- [Stored items from a collection]:
▬▬▬
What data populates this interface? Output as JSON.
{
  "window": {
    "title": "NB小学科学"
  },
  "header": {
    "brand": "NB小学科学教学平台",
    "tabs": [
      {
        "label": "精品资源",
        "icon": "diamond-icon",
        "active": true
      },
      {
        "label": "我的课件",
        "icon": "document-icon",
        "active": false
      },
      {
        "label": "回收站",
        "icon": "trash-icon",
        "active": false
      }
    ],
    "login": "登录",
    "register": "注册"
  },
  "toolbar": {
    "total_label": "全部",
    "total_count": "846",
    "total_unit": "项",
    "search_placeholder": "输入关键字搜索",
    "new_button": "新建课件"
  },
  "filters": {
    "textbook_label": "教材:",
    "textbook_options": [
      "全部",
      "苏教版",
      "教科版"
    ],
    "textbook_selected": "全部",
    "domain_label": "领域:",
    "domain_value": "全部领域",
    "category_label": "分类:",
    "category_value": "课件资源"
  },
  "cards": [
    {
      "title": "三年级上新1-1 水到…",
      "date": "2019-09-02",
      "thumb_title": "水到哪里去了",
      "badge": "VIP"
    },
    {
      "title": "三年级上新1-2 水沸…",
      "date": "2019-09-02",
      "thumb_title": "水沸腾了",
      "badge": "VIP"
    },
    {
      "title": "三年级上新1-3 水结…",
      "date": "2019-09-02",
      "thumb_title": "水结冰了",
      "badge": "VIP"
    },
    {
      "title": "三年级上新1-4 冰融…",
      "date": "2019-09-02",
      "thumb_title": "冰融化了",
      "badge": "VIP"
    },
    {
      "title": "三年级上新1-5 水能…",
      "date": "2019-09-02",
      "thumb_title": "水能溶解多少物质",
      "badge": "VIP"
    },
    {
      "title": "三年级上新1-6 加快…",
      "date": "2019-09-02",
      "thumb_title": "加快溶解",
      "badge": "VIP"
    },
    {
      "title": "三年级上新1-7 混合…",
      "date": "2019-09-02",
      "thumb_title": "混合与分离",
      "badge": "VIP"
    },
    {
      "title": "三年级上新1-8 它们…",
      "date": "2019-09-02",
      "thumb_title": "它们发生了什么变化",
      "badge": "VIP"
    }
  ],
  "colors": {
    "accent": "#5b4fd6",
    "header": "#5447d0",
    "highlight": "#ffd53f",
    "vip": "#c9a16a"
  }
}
▬▬▬
- [TASK TO COMPLETE]:
Write the material out again in its entirety, exactly as shown.

- [FINAL RESULT]:
What data populates this interface? Output as JSON.
{
  "window": {
    "title": "NB小学科学"
  },
  "header": {
    "brand": "NB小学科学教学平台",
    "tabs": [
      {
        "label": "精品资源",
        "icon": "diamond-icon",
        "active": true
      },
      {
        "label": "我的课件",
        "icon": "document-icon",
        "active": false
      },
      {
        "label": "回收站",
        "icon": "trash-icon",
        "active": false
      }
    ],
    "login": "登录",
    "register": "注册"
  },
  "toolbar": {
    "total_label": "全部",
    "total_count": "846",
    "total_unit": "项",
    "search_placeholder": "输入关键字搜索",
    "new_button": "新建课件"
  },
  "filters": {
    "textbook_label": "教材:",
    "textbook_options": [
      "全部",
      "苏教版",
      "教科版"
    ],
    "textbook_selected": "全部",
    "domain_label": "领域:",
    "domain_value": "全部领域",
    "category_label": "分类:",
    "category_value": "课件资源"
  },
  "cards": [
    {
      "title": "三年级上新1-1 水到…",
      "date": "2019-09-02",
      "thumb_title": "水到哪里去了",
      "badge": "VIP"
    },
    {
      "title": "三年级上新1-2 水沸…",
      "date": "2019-09-02",
      "thumb_title": "水沸腾了",
      "badge": "VIP"
    },
    {
      "title": "三年级上新1-3 水结…",
      "date": "2019-09-02",
      "thumb_title": "水结冰了",
      "badge": "VIP"
    },
    {
      "title": "三年级上新1-4 冰融…",
      "date": "2019-09-02",
      "thumb_title": "冰融化了",
      "badge": "VIP"
    },
    {
      "title": "三年级上新1-5 水能…",
      "date": "2019-09-02",
      "thumb_title": "水能溶解多少物质",
      "badge": "VIP"
    },
    {
      "title": "三年级上新1-6 加快…",
      "date": "2019-09-02",
      "thumb_title": "加快溶解",
      "badge": "VIP"
    },
    {
      "title": "三年级上新1-7 混合…",
      "date": "2019-09-02",
      "thumb_title": "混合与分离",
      "badge": "VIP"
    },
    {
      "title": "三年级上新1-8 它们…",
      "date": "2019-09-02",
      "thumb_title": "它们发生了什么变化",
      "badge": "VIP"
    }
  ],
  "colors": {
    "accent": "#5b4fd6",
    "header": "#5447d0",
    "highlight": "#ffd53f",
    "vip": "#c9a16a"
  }
}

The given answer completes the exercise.